**** Listed entries

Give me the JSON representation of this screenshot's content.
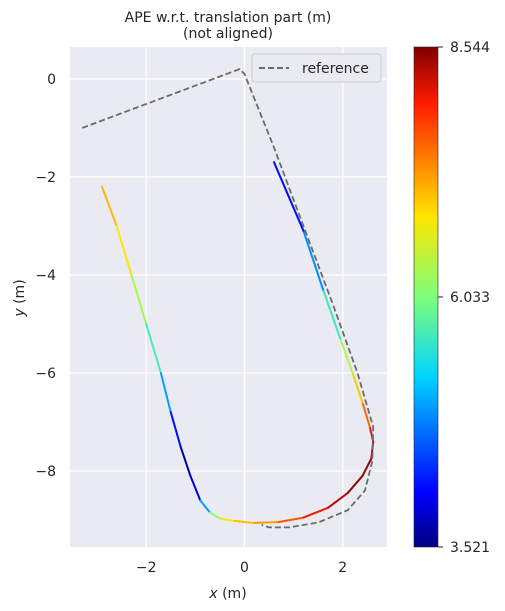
{
  "chart_data": {
    "type": "line",
    "title": "APE w.r.t. translation part (m)",
    "subtitle": "(not aligned)",
    "xlabel_var": "x",
    "xlabel_unit": " (m)",
    "ylabel_var": "y",
    "ylabel_unit": " (m)",
    "xlim": [
      -3.55,
      2.9
    ],
    "ylim": [
      -9.55,
      0.65
    ],
    "xticks": [
      -2,
      0,
      2
    ],
    "xtick_labels": [
      "−2",
      "0",
      "2"
    ],
    "yticks": [
      0,
      -2,
      -4,
      -6,
      -8
    ],
    "ytick_labels": [
      "0",
      "−2",
      "−4",
      "−6",
      "−8"
    ],
    "grid": true,
    "legend_position": "top-right",
    "colorbar": {
      "colormap": "jet",
      "min": 3.521,
      "max": 8.544,
      "ticks": [
        3.521,
        6.033,
        8.544
      ],
      "tick_labels": [
        "3.521",
        "6.033",
        "8.544"
      ]
    },
    "series": [
      {
        "name": "reference",
        "style": "dashed",
        "color": "#6b6b6b",
        "x": [
          -3.3,
          -0.1,
          0.0,
          0.6,
          1.2,
          1.8,
          2.3,
          2.62,
          2.6,
          2.45,
          2.1,
          1.5,
          0.9,
          0.5,
          0.35
        ],
        "y": [
          -1.0,
          0.2,
          0.1,
          -1.4,
          -3.0,
          -4.6,
          -6.0,
          -7.1,
          -7.8,
          -8.4,
          -8.8,
          -9.05,
          -9.15,
          -9.15,
          -9.1
        ]
      },
      {
        "name": "",
        "style": "colormap",
        "x": [
          -2.9,
          -2.6,
          -2.3,
          -2.0,
          -1.7,
          -1.5,
          -1.3,
          -1.1,
          -0.9,
          -0.7,
          -0.5,
          -0.2,
          0.2,
          0.7,
          1.2,
          1.7,
          2.1,
          2.4,
          2.58,
          2.62,
          2.55,
          2.4,
          2.2,
          1.95,
          1.6,
          1.2,
          0.6
        ],
        "y": [
          -2.2,
          -3.0,
          -4.0,
          -5.0,
          -6.0,
          -6.8,
          -7.5,
          -8.1,
          -8.6,
          -8.85,
          -8.97,
          -9.02,
          -9.06,
          -9.04,
          -8.95,
          -8.75,
          -8.45,
          -8.1,
          -7.75,
          -7.4,
          -7.1,
          -6.6,
          -6.0,
          -5.3,
          -4.3,
          -3.1,
          -1.7
        ],
        "values": [
          7.2,
          7.0,
          6.6,
          6.0,
          5.4,
          4.5,
          3.8,
          3.6,
          4.3,
          5.6,
          6.6,
          7.0,
          7.1,
          7.4,
          7.9,
          8.2,
          8.4,
          8.5,
          8.4,
          8.2,
          7.9,
          7.2,
          6.8,
          5.9,
          5.3,
          4.4,
          3.9
        ]
      }
    ]
  }
}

********

* Task goal
All preceding records should be duplicated verbatim, images excepted.

* Task output
Give me the JSON representation of this screenshot's content.
{
  "chart_data": {
    "type": "line",
    "title": "APE w.r.t. translation part (m)",
    "subtitle": "(not aligned)",
    "xlabel_var": "x",
    "xlabel_unit": " (m)",
    "ylabel_var": "y",
    "ylabel_unit": " (m)",
    "xlim": [
      -3.55,
      2.9
    ],
    "ylim": [
      -9.55,
      0.65
    ],
    "xticks": [
      -2,
      0,
      2
    ],
    "xtick_labels": [
      "−2",
      "0",
      "2"
    ],
    "yticks": [
      0,
      -2,
      -4,
      -6,
      -8
    ],
    "ytick_labels": [
      "0",
      "−2",
      "−4",
      "−6",
      "−8"
    ],
    "grid": true,
    "legend_position": "top-right",
    "colorbar": {
      "colormap": "jet",
      "min": 3.521,
      "max": 8.544,
      "ticks": [
        3.521,
        6.033,
        8.544
      ],
      "tick_labels": [
        "3.521",
        "6.033",
        "8.544"
      ]
    },
    "series": [
      {
        "name": "reference",
        "style": "dashed",
        "color": "#6b6b6b",
        "x": [
          -3.3,
          -0.1,
          0.0,
          0.6,
          1.2,
          1.8,
          2.3,
          2.62,
          2.6,
          2.45,
          2.1,
          1.5,
          0.9,
          0.5,
          0.35
        ],
        "y": [
          -1.0,
          0.2,
          0.1,
          -1.4,
          -3.0,
          -4.6,
          -6.0,
          -7.1,
          -7.8,
          -8.4,
          -8.8,
          -9.05,
          -9.15,
          -9.15,
          -9.1
        ]
      },
      {
        "name": "",
        "style": "colormap",
        "x": [
          -2.9,
          -2.6,
          -2.3,
          -2.0,
          -1.7,
          -1.5,
          -1.3,
          -1.1,
          -0.9,
          -0.7,
          -0.5,
          -0.2,
          0.2,
          0.7,
          1.2,
          1.7,
          2.1,
          2.4,
          2.58,
          2.62,
          2.55,
          2.4,
          2.2,
          1.95,
          1.6,
          1.2,
          0.6
        ],
        "y": [
          -2.2,
          -3.0,
          -4.0,
          -5.0,
          -6.0,
          -6.8,
          -7.5,
          -8.1,
          -8.6,
          -8.85,
          -8.97,
          -9.02,
          -9.06,
          -9.04,
          -8.95,
          -8.75,
          -8.45,
          -8.1,
          -7.75,
          -7.4,
          -7.1,
          -6.6,
          -6.0,
          -5.3,
          -4.3,
          -3.1,
          -1.7
        ],
        "values": [
          7.2,
          7.0,
          6.6,
          6.0,
          5.4,
          4.5,
          3.8,
          3.6,
          4.3,
          5.6,
          6.6,
          7.0,
          7.1,
          7.4,
          7.9,
          8.2,
          8.4,
          8.5,
          8.4,
          8.2,
          7.9,
          7.2,
          6.8,
          5.9,
          5.3,
          4.4,
          3.9
        ]
      }
    ]
  }
}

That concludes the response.